• _Task goal_
Return every line of the data below without any change.

• _Dataset records_
┄┄┄┄┄┄┄┄┄┄┄┄┄┄┄┄┄┄┄┄

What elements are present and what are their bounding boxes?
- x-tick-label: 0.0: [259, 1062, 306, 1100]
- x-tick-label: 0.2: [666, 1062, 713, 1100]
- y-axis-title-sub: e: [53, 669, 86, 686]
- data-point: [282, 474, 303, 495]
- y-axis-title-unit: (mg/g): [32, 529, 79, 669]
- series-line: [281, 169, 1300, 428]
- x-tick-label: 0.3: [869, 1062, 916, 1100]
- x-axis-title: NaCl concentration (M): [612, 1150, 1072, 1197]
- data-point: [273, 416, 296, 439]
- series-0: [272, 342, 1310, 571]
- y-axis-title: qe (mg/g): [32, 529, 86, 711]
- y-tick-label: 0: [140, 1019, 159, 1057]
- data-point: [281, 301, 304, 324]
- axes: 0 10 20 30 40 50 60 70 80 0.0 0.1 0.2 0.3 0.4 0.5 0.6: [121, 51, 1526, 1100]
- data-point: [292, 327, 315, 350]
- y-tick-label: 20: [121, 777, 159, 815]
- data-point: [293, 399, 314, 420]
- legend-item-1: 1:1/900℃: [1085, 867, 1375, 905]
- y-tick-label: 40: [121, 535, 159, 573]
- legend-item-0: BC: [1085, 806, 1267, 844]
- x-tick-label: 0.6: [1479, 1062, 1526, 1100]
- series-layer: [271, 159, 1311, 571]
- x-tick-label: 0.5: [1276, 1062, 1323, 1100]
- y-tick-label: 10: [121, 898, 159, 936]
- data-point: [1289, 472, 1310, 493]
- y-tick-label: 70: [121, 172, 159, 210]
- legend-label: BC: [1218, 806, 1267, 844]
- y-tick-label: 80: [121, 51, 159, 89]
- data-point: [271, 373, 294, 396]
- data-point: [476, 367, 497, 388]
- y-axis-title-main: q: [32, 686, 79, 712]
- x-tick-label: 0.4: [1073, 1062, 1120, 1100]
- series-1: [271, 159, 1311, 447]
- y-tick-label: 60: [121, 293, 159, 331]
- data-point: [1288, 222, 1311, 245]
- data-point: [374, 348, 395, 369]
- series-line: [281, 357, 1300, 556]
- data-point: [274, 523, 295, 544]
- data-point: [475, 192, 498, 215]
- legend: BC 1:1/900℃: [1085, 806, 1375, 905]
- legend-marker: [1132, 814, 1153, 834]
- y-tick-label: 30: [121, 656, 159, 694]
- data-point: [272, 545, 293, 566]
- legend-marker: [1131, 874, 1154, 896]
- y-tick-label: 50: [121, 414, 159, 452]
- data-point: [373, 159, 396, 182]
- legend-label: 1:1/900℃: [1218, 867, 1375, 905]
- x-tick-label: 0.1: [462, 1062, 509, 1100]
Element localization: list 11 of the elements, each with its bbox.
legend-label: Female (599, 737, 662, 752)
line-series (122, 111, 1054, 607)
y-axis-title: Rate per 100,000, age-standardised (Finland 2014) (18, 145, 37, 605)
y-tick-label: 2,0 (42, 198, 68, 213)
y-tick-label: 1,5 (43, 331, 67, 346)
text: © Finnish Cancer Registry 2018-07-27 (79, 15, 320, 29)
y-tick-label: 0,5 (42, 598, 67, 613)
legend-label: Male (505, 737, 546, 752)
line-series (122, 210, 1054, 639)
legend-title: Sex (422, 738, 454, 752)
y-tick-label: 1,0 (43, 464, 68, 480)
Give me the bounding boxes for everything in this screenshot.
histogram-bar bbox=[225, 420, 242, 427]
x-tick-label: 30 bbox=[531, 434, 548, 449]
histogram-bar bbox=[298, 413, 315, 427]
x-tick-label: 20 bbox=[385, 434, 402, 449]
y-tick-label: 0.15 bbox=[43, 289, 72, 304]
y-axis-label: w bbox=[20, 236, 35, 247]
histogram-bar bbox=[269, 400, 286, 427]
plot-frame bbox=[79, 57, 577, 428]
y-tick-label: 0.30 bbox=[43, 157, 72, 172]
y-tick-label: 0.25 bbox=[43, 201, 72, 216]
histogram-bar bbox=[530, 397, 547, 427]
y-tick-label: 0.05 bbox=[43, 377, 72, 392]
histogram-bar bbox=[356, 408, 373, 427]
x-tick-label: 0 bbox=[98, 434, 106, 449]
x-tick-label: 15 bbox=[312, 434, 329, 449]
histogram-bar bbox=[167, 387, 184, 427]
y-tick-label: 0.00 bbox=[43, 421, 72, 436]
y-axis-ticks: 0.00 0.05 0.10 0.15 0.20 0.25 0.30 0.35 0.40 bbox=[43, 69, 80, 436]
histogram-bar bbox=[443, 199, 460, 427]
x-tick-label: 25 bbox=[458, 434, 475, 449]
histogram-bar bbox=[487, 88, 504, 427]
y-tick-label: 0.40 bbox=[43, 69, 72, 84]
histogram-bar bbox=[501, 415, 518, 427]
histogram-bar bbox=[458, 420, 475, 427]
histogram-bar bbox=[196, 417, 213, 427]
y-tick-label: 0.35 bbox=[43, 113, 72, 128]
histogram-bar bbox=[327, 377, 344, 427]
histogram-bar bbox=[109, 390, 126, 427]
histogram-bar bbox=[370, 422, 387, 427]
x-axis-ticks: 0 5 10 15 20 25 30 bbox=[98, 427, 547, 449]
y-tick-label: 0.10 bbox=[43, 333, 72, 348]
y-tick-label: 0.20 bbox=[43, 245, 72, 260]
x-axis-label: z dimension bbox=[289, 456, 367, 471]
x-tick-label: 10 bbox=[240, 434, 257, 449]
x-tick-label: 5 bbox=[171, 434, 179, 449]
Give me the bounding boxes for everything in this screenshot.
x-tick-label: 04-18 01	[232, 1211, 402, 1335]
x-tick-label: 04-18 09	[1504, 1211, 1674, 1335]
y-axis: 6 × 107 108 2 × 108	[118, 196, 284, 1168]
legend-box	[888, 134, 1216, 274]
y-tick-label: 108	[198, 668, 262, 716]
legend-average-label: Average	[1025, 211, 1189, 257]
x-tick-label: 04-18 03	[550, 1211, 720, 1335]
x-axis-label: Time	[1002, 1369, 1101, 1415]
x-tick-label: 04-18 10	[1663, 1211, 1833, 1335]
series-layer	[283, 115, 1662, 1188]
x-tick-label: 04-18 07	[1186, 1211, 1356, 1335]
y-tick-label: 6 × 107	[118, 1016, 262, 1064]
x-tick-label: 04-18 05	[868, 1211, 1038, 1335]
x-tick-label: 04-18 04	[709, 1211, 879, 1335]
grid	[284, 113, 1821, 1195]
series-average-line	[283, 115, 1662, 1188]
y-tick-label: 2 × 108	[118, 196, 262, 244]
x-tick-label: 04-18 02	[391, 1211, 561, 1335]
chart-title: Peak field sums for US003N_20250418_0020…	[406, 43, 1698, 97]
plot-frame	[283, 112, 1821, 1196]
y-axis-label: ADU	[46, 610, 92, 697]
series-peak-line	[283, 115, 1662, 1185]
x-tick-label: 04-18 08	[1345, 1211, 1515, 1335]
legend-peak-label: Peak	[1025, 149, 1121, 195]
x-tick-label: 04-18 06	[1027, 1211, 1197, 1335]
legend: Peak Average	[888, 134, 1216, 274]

┄┄┄┄┄┄┄┄┄┄┄┄┄┄┄┄┄┄┄┄

• _Result for this exercise_
What elements are present and what are their bounding boxes?
- x-tick-label: 0.0: [259, 1062, 306, 1100]
- x-tick-label: 0.2: [666, 1062, 713, 1100]
- y-axis-title-sub: e: [53, 669, 86, 686]
- data-point: [282, 474, 303, 495]
- y-axis-title-unit: (mg/g): [32, 529, 79, 669]
- series-line: [281, 169, 1300, 428]
- x-tick-label: 0.3: [869, 1062, 916, 1100]
- x-axis-title: NaCl concentration (M): [612, 1150, 1072, 1197]
- data-point: [273, 416, 296, 439]
- series-0: [272, 342, 1310, 571]
- y-axis-title: qe (mg/g): [32, 529, 86, 711]
- y-tick-label: 0: [140, 1019, 159, 1057]
- data-point: [281, 301, 304, 324]
- axes: 0 10 20 30 40 50 60 70 80 0.0 0.1 0.2 0.3 0.4 0.5 0.6: [121, 51, 1526, 1100]
- data-point: [292, 327, 315, 350]
- y-tick-label: 20: [121, 777, 159, 815]
- data-point: [293, 399, 314, 420]
- legend-item-1: 1:1/900℃: [1085, 867, 1375, 905]
- y-tick-label: 40: [121, 535, 159, 573]
- legend-item-0: BC: [1085, 806, 1267, 844]
- x-tick-label: 0.6: [1479, 1062, 1526, 1100]
- series-layer: [271, 159, 1311, 571]
- x-tick-label: 0.5: [1276, 1062, 1323, 1100]
- y-tick-label: 10: [121, 898, 159, 936]
- data-point: [1289, 472, 1310, 493]
- y-tick-label: 70: [121, 172, 159, 210]
- legend-label: BC: [1218, 806, 1267, 844]
- y-tick-label: 80: [121, 51, 159, 89]
- data-point: [271, 373, 294, 396]
- data-point: [476, 367, 497, 388]
- y-axis-title-main: q: [32, 686, 79, 712]
- x-tick-label: 0.4: [1073, 1062, 1120, 1100]
- series-1: [271, 159, 1311, 447]
- y-tick-label: 60: [121, 293, 159, 331]
- data-point: [1288, 222, 1311, 245]
- data-point: [374, 348, 395, 369]
- series-line: [281, 357, 1300, 556]
- data-point: [274, 523, 295, 544]
- data-point: [475, 192, 498, 215]
- legend: BC 1:1/900℃: [1085, 806, 1375, 905]
- legend-marker: [1132, 814, 1153, 834]
- y-tick-label: 30: [121, 656, 159, 694]
- data-point: [272, 545, 293, 566]
- legend-marker: [1131, 874, 1154, 896]
- y-tick-label: 50: [121, 414, 159, 452]
- data-point: [373, 159, 396, 182]
- legend-label: 1:1/900℃: [1218, 867, 1375, 905]
- x-tick-label: 0.1: [462, 1062, 509, 1100]
Element localization: list 11 of the elements, each with its bbox.
legend-label: Female (599, 737, 662, 752)
line-series (122, 111, 1054, 607)
y-axis-title: Rate per 100,000, age-standardised (Finland 2014) (18, 145, 37, 605)
y-tick-label: 2,0 (42, 198, 68, 213)
y-tick-label: 1,5 (43, 331, 67, 346)
text: © Finnish Cancer Registry 2018-07-27 (79, 15, 320, 29)
y-tick-label: 0,5 (42, 598, 67, 613)
legend-label: Male (505, 737, 546, 752)
line-series (122, 210, 1054, 639)
legend-title: Sex (422, 738, 454, 752)
y-tick-label: 1,0 (43, 464, 68, 480)
Give me the bounding boxes for everything in this screenshot.
histogram-bar bbox=[225, 420, 242, 427]
x-tick-label: 30 bbox=[531, 434, 548, 449]
histogram-bar bbox=[298, 413, 315, 427]
x-tick-label: 20 bbox=[385, 434, 402, 449]
y-tick-label: 0.15 bbox=[43, 289, 72, 304]
y-axis-label: w bbox=[20, 236, 35, 247]
histogram-bar bbox=[269, 400, 286, 427]
plot-frame bbox=[79, 57, 577, 428]
y-tick-label: 0.30 bbox=[43, 157, 72, 172]
y-tick-label: 0.25 bbox=[43, 201, 72, 216]
histogram-bar bbox=[530, 397, 547, 427]
y-tick-label: 0.05 bbox=[43, 377, 72, 392]
histogram-bar bbox=[356, 408, 373, 427]
x-tick-label: 0 bbox=[98, 434, 106, 449]
x-tick-label: 15 bbox=[312, 434, 329, 449]
histogram-bar bbox=[167, 387, 184, 427]
y-tick-label: 0.00 bbox=[43, 421, 72, 436]
y-axis-ticks: 0.00 0.05 0.10 0.15 0.20 0.25 0.30 0.35 0.40 bbox=[43, 69, 80, 436]
histogram-bar bbox=[443, 199, 460, 427]
x-tick-label: 25 bbox=[458, 434, 475, 449]
histogram-bar bbox=[487, 88, 504, 427]
y-tick-label: 0.40 bbox=[43, 69, 72, 84]
histogram-bar bbox=[501, 415, 518, 427]
histogram-bar bbox=[458, 420, 475, 427]
histogram-bar bbox=[196, 417, 213, 427]
y-tick-label: 0.35 bbox=[43, 113, 72, 128]
histogram-bar bbox=[327, 377, 344, 427]
histogram-bar bbox=[109, 390, 126, 427]
histogram-bar bbox=[370, 422, 387, 427]
x-axis-ticks: 0 5 10 15 20 25 30 bbox=[98, 427, 547, 449]
y-tick-label: 0.10 bbox=[43, 333, 72, 348]
y-tick-label: 0.20 bbox=[43, 245, 72, 260]
x-axis-label: z dimension bbox=[289, 456, 367, 471]
x-tick-label: 10 bbox=[240, 434, 257, 449]
x-tick-label: 5 bbox=[171, 434, 179, 449]
Give me the bounding boxes for everything in this screenshot.
x-tick-label: 04-18 01	[232, 1211, 402, 1335]
x-tick-label: 04-18 09	[1504, 1211, 1674, 1335]
y-axis: 6 × 107 108 2 × 108	[118, 196, 284, 1168]
legend-box	[888, 134, 1216, 274]
y-tick-label: 108	[198, 668, 262, 716]
legend-average-label: Average	[1025, 211, 1189, 257]
x-tick-label: 04-18 03	[550, 1211, 720, 1335]
x-axis-label: Time	[1002, 1369, 1101, 1415]
x-tick-label: 04-18 10	[1663, 1211, 1833, 1335]
series-layer	[283, 115, 1662, 1188]
x-tick-label: 04-18 07	[1186, 1211, 1356, 1335]
y-tick-label: 6 × 107	[118, 1016, 262, 1064]
x-tick-label: 04-18 05	[868, 1211, 1038, 1335]
x-tick-label: 04-18 04	[709, 1211, 879, 1335]
grid	[284, 113, 1821, 1195]
series-average-line	[283, 115, 1662, 1188]
y-tick-label: 2 × 108	[118, 196, 262, 244]
x-tick-label: 04-18 02	[391, 1211, 561, 1335]
chart-title: Peak field sums for US003N_20250418_0020…	[406, 43, 1698, 97]
plot-frame	[283, 112, 1821, 1196]
y-axis-label: ADU	[46, 610, 92, 697]
series-peak-line	[283, 115, 1662, 1185]
x-tick-label: 04-18 08	[1345, 1211, 1515, 1335]
legend-peak-label: Peak	[1025, 149, 1121, 195]
x-tick-label: 04-18 06	[1027, 1211, 1197, 1335]
legend: Peak Average	[888, 134, 1216, 274]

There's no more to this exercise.